## WHAT YOU SHOULD DO
Scan the material that follows. Copy every line containing the word "DynaMesh".
• • •
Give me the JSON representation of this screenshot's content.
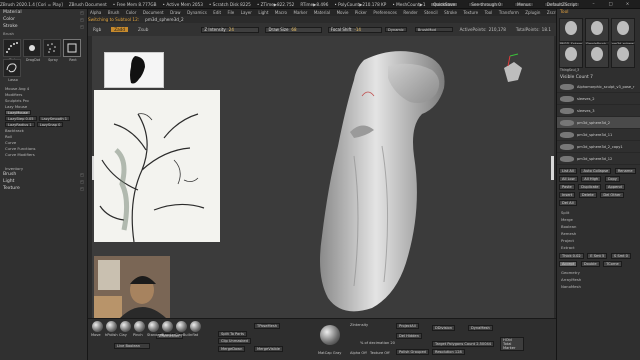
{
  "titlebar": {
    "app": "ZBrush 2020.1.4 [Cori = Play]",
    "document": "ZBrush Document",
    "free_mem": "• Free Mem 8.777GB",
    "active_mem": "• Active Mem 2053",
    "scratch": "• Scratch Disk 8225",
    "ztime": "• ZTime▶822.752",
    "rtime": "RTime▶8.496",
    "poly": "• PolyCount▶210.178 KP",
    "mesh": "• MeshCount▶1",
    "quicksave": "QuickSave",
    "seethrough": "See-through 0",
    "menus": "Menus",
    "defaultscript": "DefaultZScript"
  },
  "menu": [
    "Alpha",
    "Brush",
    "Color",
    "Document",
    "Draw",
    "Dynamics",
    "Edit",
    "File",
    "Layer",
    "Light",
    "Macro",
    "Marker",
    "Material",
    "Movie",
    "Picker",
    "Preferences",
    "Render",
    "Stencil",
    "Stroke",
    "Texture",
    "Tool",
    "Transform",
    "Zplugin",
    "Zscript",
    "Help"
  ],
  "notes": {
    "switching": "Switching to Subtool 12:",
    "subtool_name": "pm3d_sphere3d_2"
  },
  "topstrip": {
    "rgb": "Rgb",
    "zadd": "Zadd",
    "zsub": "Zsub",
    "zintensity_label": "Z Intensity",
    "zintensity_val": "24",
    "drawsize_label": "Draw Size",
    "drawsize_val": "68",
    "focalshift_label": "Focal Shift",
    "focalshift_val": "-14",
    "dynamic": "Dynamic",
    "brushmod": "BrushMod",
    "activepoints_label": "ActivePoints:",
    "activepoints_val": "210,178",
    "totalpoints_label": "TotalPoints:",
    "totalpoints_val": "18.1"
  },
  "left": {
    "material": "Material",
    "color": "Color",
    "stroke": "Stroke",
    "brush_section": "Brush",
    "brushes": [
      {
        "label": "Dots",
        "icon": "dots-stroke-icon"
      },
      {
        "label": "DragDot",
        "icon": "dragdot-stroke-icon"
      },
      {
        "label": "Spray",
        "icon": "spray-stroke-icon"
      },
      {
        "label": "Rect",
        "icon": "rect-stroke-icon"
      },
      {
        "label": "Lasso",
        "icon": "lasso-stroke-icon"
      }
    ],
    "mouse_avg": "Mouse Avg 4",
    "modifiers": "Modifiers",
    "sculptris_pro": "Sculptris Pro",
    "lazy_mouse": "Lazy Mouse",
    "lazymouse_btn": "LazyMouse",
    "lazystep": "LazyStep 0.05",
    "lazysmooth": "LazySmooth 1",
    "lazyradius": "LazyRadius 1",
    "lazysnap": "LazySnap 0",
    "backtrack": "Backtrack",
    "roll": "Roll",
    "curve": "Curve",
    "curve_functions": "Curve Functions",
    "curve_modifiers": "Curve Modifiers",
    "inventory": "Inventory",
    "brush2": "Brush",
    "light": "Light",
    "texture": "Texture"
  },
  "bottom": {
    "brushes": [
      "Move",
      "hPolish",
      "Clay",
      "Pinch",
      "Standard",
      "Standar",
      "ClayBui",
      "Inflat"
    ],
    "live_boolean": "Live Boolean",
    "trymesh": "TPoseMesh",
    "split_to_parts": "Split To Parts",
    "clip_unmasked": "Clip Unmasked",
    "zremesher": "ZRemesher",
    "merge_down": "MergeDown",
    "merge_visible": "MergeVisible",
    "dynamesh": "DynaMesh",
    "dynamesh_btn": "DynaMesh",
    "project_all": "ProjectAll",
    "dominoes": "DDivision",
    "delete_hidden": "Del Hidden",
    "polish_grouped": "Polish Grouped",
    "target_polygons": "Target Polygons Count 2.50044",
    "resolution": "Resolution 128",
    "hold_btn": "HOld Total Marker",
    "zintensity": "ZIntensity",
    "alpha_off": "Alpha Off",
    "texture_off": "Texture Off",
    "mat_label": "MatCap Gray",
    "bottom_pct": "% of decimation 20"
  },
  "right": {
    "tool_head": "Tool",
    "thumbs": [
      {
        "label": "PM3D_Sphere"
      },
      {
        "label": "SimpleBrush"
      },
      {
        "label": "pm3d_sphere"
      },
      {
        "label": "ThingScul_3"
      },
      {
        "label": ""
      },
      {
        "label": ""
      }
    ],
    "subtool_head": "Visible Count 7",
    "subtools": [
      {
        "name": "Alphomorphic_sculpt_v3_pose_r",
        "active": false
      },
      {
        "name": "sleeves_2",
        "active": false
      },
      {
        "name": "sleeves_3",
        "active": false
      },
      {
        "name": "pm3d_sphere3d_2",
        "active": true
      },
      {
        "name": "pm3d_sphere3d_11",
        "active": false
      },
      {
        "name": "pm3d_sphere3d_2_copy1",
        "active": false
      },
      {
        "name": "pm3d_sphere3d_12",
        "active": false
      }
    ],
    "list_all": "List All",
    "auto_collapse": "Auto Collapse",
    "rename": "Rename",
    "all_low": "All Low",
    "all_high": "All High",
    "copy": "Copy",
    "paste": "Paste",
    "duplicate": "Duplicate",
    "append": "Append",
    "insert": "Insert",
    "delete": "Delete",
    "del_other": "Del Other",
    "del_all": "Del All",
    "split": "Split",
    "merge": "Merge",
    "boolean": "Boolean",
    "remesh": "Remesh",
    "project": "Project",
    "extract": "Extract",
    "thick": "Thick 0.02",
    "e_smt": "E Smt 5",
    "s_smt": "S Smt 0",
    "accept": "Accept",
    "double": "Double",
    "tcorne": "TCorne",
    "geometry": "Geometry",
    "array_mesh": "ArrayMesh",
    "nanomesh": "NanoMesh"
  },
  "colors": {
    "accent": "#e2a43c",
    "panel": "#303030",
    "canvas": "#3b3b3b"
  }
}
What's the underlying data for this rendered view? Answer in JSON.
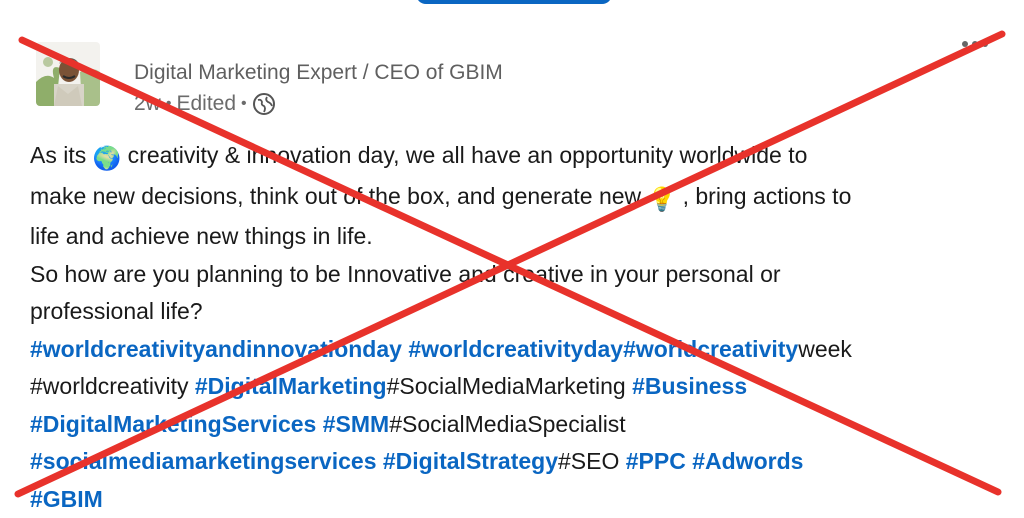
{
  "author": {
    "headline": "Digital Marketing Expert / CEO of GBIM",
    "time": "2w",
    "edited": "Edited",
    "separator": "•"
  },
  "post": {
    "line1": {
      "a": "As its",
      "emoji": "🌍",
      "b": "creativity & innovation day, we all have an opportunity worldwide to"
    },
    "line2": {
      "a": "make new decisions, think out of the box, and generate new",
      "emoji": "💡",
      "b": ", bring actions to"
    },
    "line3": "life and achieve new things in life.",
    "line4": "So how are you planning to be Innovative and creative in your personal or",
    "line5": "professional life?",
    "line6": {
      "tag1": "#worldcreativityandinnovationday",
      "tag2": "#worldcreativityday",
      "tag3": "#worldcreativity",
      "tail": "week"
    },
    "line7": {
      "plain1": "#worldcreativity",
      "tag1": "#DigitalMarketing",
      "plain2": "#SocialMediaMarketing",
      "tag2": "#Business"
    },
    "line8": {
      "tag1": "#DigitalMarketingServices",
      "tag2": "#SMM",
      "plain1": "#SocialMediaSpecialist"
    },
    "line9": {
      "tag1": "#socialmediamarketingservices",
      "tag2": "#DigitalStrategy",
      "plain1": "#SEO",
      "tag3": "#PPC",
      "tag4": "#Adwords"
    },
    "line10": {
      "tag1": "#GBIM"
    }
  },
  "icons": {
    "globe": "globe-icon",
    "more": "more-options-icon",
    "cross": "red-x-overlay"
  },
  "colors": {
    "hashtag": "#0a66c2",
    "cross": "#e8322b",
    "text": "#1a1a1a"
  }
}
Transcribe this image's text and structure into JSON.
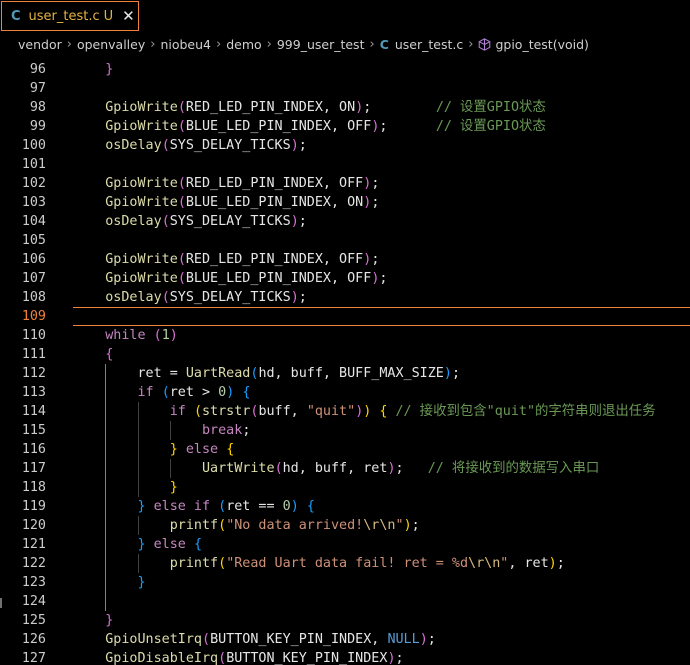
{
  "tab": {
    "icon": "c-file-icon",
    "icon_glyph": "C",
    "filename": "user_test.c",
    "status": "U",
    "close_glyph": "✕"
  },
  "breadcrumb": {
    "segments": [
      "vendor",
      "openvalley",
      "niobeu4",
      "demo",
      "999_user_test"
    ],
    "file_glyph": "C",
    "file": "user_test.c",
    "symbol": "gpio_test(void)"
  },
  "editor": {
    "current_line": 109,
    "lines": [
      {
        "n": 96,
        "t": [
          [
            "    ",
            "p"
          ],
          [
            "}",
            "b2"
          ]
        ]
      },
      {
        "n": 97,
        "t": []
      },
      {
        "n": 98,
        "t": [
          [
            "    ",
            "p"
          ],
          [
            "GpioWrite",
            "fn"
          ],
          [
            "(",
            "b2"
          ],
          [
            "RED_LED_PIN_INDEX, ON",
            "id"
          ],
          [
            ")",
            "b2"
          ],
          [
            ";        ",
            "p"
          ],
          [
            "// 设置GPIO状态",
            "cm"
          ]
        ]
      },
      {
        "n": 99,
        "t": [
          [
            "    ",
            "p"
          ],
          [
            "GpioWrite",
            "fn"
          ],
          [
            "(",
            "b2"
          ],
          [
            "BLUE_LED_PIN_INDEX, OFF",
            "id"
          ],
          [
            ")",
            "b2"
          ],
          [
            ";      ",
            "p"
          ],
          [
            "// 设置GPIO状态",
            "cm"
          ]
        ]
      },
      {
        "n": 100,
        "t": [
          [
            "    ",
            "p"
          ],
          [
            "osDelay",
            "fn"
          ],
          [
            "(",
            "b2"
          ],
          [
            "SYS_DELAY_TICKS",
            "id"
          ],
          [
            ")",
            "b2"
          ],
          [
            ";",
            "p"
          ]
        ]
      },
      {
        "n": 101,
        "t": []
      },
      {
        "n": 102,
        "t": [
          [
            "    ",
            "p"
          ],
          [
            "GpioWrite",
            "fn"
          ],
          [
            "(",
            "b2"
          ],
          [
            "RED_LED_PIN_INDEX, OFF",
            "id"
          ],
          [
            ")",
            "b2"
          ],
          [
            ";",
            "p"
          ]
        ]
      },
      {
        "n": 103,
        "t": [
          [
            "    ",
            "p"
          ],
          [
            "GpioWrite",
            "fn"
          ],
          [
            "(",
            "b2"
          ],
          [
            "BLUE_LED_PIN_INDEX, ON",
            "id"
          ],
          [
            ")",
            "b2"
          ],
          [
            ";",
            "p"
          ]
        ]
      },
      {
        "n": 104,
        "t": [
          [
            "    ",
            "p"
          ],
          [
            "osDelay",
            "fn"
          ],
          [
            "(",
            "b2"
          ],
          [
            "SYS_DELAY_TICKS",
            "id"
          ],
          [
            ")",
            "b2"
          ],
          [
            ";",
            "p"
          ]
        ]
      },
      {
        "n": 105,
        "t": []
      },
      {
        "n": 106,
        "t": [
          [
            "    ",
            "p"
          ],
          [
            "GpioWrite",
            "fn"
          ],
          [
            "(",
            "b2"
          ],
          [
            "RED_LED_PIN_INDEX, OFF",
            "id"
          ],
          [
            ")",
            "b2"
          ],
          [
            ";",
            "p"
          ]
        ]
      },
      {
        "n": 107,
        "t": [
          [
            "    ",
            "p"
          ],
          [
            "GpioWrite",
            "fn"
          ],
          [
            "(",
            "b2"
          ],
          [
            "BLUE_LED_PIN_INDEX, OFF",
            "id"
          ],
          [
            ")",
            "b2"
          ],
          [
            ";",
            "p"
          ]
        ]
      },
      {
        "n": 108,
        "t": [
          [
            "    ",
            "p"
          ],
          [
            "osDelay",
            "fn"
          ],
          [
            "(",
            "b2"
          ],
          [
            "SYS_DELAY_TICKS",
            "id"
          ],
          [
            ")",
            "b2"
          ],
          [
            ";",
            "p"
          ]
        ]
      },
      {
        "n": 109,
        "t": []
      },
      {
        "n": 110,
        "t": [
          [
            "    ",
            "p"
          ],
          [
            "while",
            "kw"
          ],
          [
            " ",
            "p"
          ],
          [
            "(",
            "b2"
          ],
          [
            "1",
            "num"
          ],
          [
            ")",
            "b2"
          ]
        ]
      },
      {
        "n": 111,
        "t": [
          [
            "    ",
            "p"
          ],
          [
            "{",
            "b2"
          ]
        ]
      },
      {
        "n": 112,
        "t": [
          [
            "        ",
            "p"
          ],
          [
            "ret = ",
            "id"
          ],
          [
            "UartRead",
            "fn"
          ],
          [
            "(",
            "b3"
          ],
          [
            "hd, buff, BUFF_MAX_SIZE",
            "id"
          ],
          [
            ")",
            "b3"
          ],
          [
            ";",
            "p"
          ]
        ]
      },
      {
        "n": 113,
        "t": [
          [
            "        ",
            "p"
          ],
          [
            "if",
            "kw"
          ],
          [
            " ",
            "p"
          ],
          [
            "(",
            "b3"
          ],
          [
            "ret > ",
            "id"
          ],
          [
            "0",
            "num"
          ],
          [
            ")",
            "b3"
          ],
          [
            " ",
            "p"
          ],
          [
            "{",
            "b3"
          ]
        ]
      },
      {
        "n": 114,
        "t": [
          [
            "            ",
            "p"
          ],
          [
            "if",
            "kw"
          ],
          [
            " ",
            "p"
          ],
          [
            "(",
            "b1"
          ],
          [
            "strstr",
            "fn"
          ],
          [
            "(",
            "b2"
          ],
          [
            "buff, ",
            "id"
          ],
          [
            "\"quit\"",
            "str"
          ],
          [
            ")",
            "b2"
          ],
          [
            ")",
            "b1"
          ],
          [
            " ",
            "p"
          ],
          [
            "{",
            "b1"
          ],
          [
            " ",
            "p"
          ],
          [
            "// 接收到包含\"quit\"的字符串则退出任务",
            "cm"
          ]
        ]
      },
      {
        "n": 115,
        "t": [
          [
            "                ",
            "p"
          ],
          [
            "break",
            "kw"
          ],
          [
            ";",
            "p"
          ]
        ]
      },
      {
        "n": 116,
        "t": [
          [
            "            ",
            "p"
          ],
          [
            "}",
            "b1"
          ],
          [
            " ",
            "p"
          ],
          [
            "else",
            "kw"
          ],
          [
            " ",
            "p"
          ],
          [
            "{",
            "b1"
          ]
        ]
      },
      {
        "n": 117,
        "t": [
          [
            "                ",
            "p"
          ],
          [
            "UartWrite",
            "fn"
          ],
          [
            "(",
            "b2"
          ],
          [
            "hd, buff, ret",
            "id"
          ],
          [
            ")",
            "b2"
          ],
          [
            ";   ",
            "p"
          ],
          [
            "// 将接收到的数据写入串口",
            "cm"
          ]
        ]
      },
      {
        "n": 118,
        "t": [
          [
            "            ",
            "p"
          ],
          [
            "}",
            "b1"
          ]
        ]
      },
      {
        "n": 119,
        "t": [
          [
            "        ",
            "p"
          ],
          [
            "}",
            "b3"
          ],
          [
            " ",
            "p"
          ],
          [
            "else if",
            "kw"
          ],
          [
            " ",
            "p"
          ],
          [
            "(",
            "b3"
          ],
          [
            "ret == ",
            "id"
          ],
          [
            "0",
            "num"
          ],
          [
            ")",
            "b3"
          ],
          [
            " ",
            "p"
          ],
          [
            "{",
            "b3"
          ]
        ]
      },
      {
        "n": 120,
        "t": [
          [
            "            ",
            "p"
          ],
          [
            "printf",
            "fn"
          ],
          [
            "(",
            "b1"
          ],
          [
            "\"No data arrived!",
            "str"
          ],
          [
            "\\r\\n",
            "esc"
          ],
          [
            "\"",
            "str"
          ],
          [
            ")",
            "b1"
          ],
          [
            ";",
            "p"
          ]
        ]
      },
      {
        "n": 121,
        "t": [
          [
            "        ",
            "p"
          ],
          [
            "}",
            "b3"
          ],
          [
            " ",
            "p"
          ],
          [
            "else",
            "kw"
          ],
          [
            " ",
            "p"
          ],
          [
            "{",
            "b3"
          ]
        ]
      },
      {
        "n": 122,
        "t": [
          [
            "            ",
            "p"
          ],
          [
            "printf",
            "fn"
          ],
          [
            "(",
            "b1"
          ],
          [
            "\"Read Uart data fail! ret = %d",
            "str"
          ],
          [
            "\\r\\n",
            "esc"
          ],
          [
            "\"",
            "str"
          ],
          [
            ", ret",
            "id"
          ],
          [
            ")",
            "b1"
          ],
          [
            ";",
            "p"
          ]
        ]
      },
      {
        "n": 123,
        "t": [
          [
            "        ",
            "p"
          ],
          [
            "}",
            "b3"
          ]
        ]
      },
      {
        "n": 124,
        "t": []
      },
      {
        "n": 125,
        "t": [
          [
            "    ",
            "p"
          ],
          [
            "}",
            "b2"
          ]
        ]
      },
      {
        "n": 126,
        "t": [
          [
            "    ",
            "p"
          ],
          [
            "GpioUnsetIrq",
            "fn"
          ],
          [
            "(",
            "b2"
          ],
          [
            "BUTTON_KEY_PIN_INDEX, ",
            "id"
          ],
          [
            "NULL",
            "cn"
          ],
          [
            ")",
            "b2"
          ],
          [
            ";",
            "p"
          ]
        ]
      },
      {
        "n": 127,
        "t": [
          [
            "    ",
            "p"
          ],
          [
            "GpioDisableIrq",
            "fn"
          ],
          [
            "(",
            "b2"
          ],
          [
            "BUTTON_KEY_PIN_INDEX",
            "id"
          ],
          [
            ")",
            "b2"
          ],
          [
            ";",
            "p"
          ]
        ]
      }
    ]
  }
}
• • •
## THE REPLY
    "dynamesh": "DynaMesh",
    "dynamesh_btn": "DynaMesh",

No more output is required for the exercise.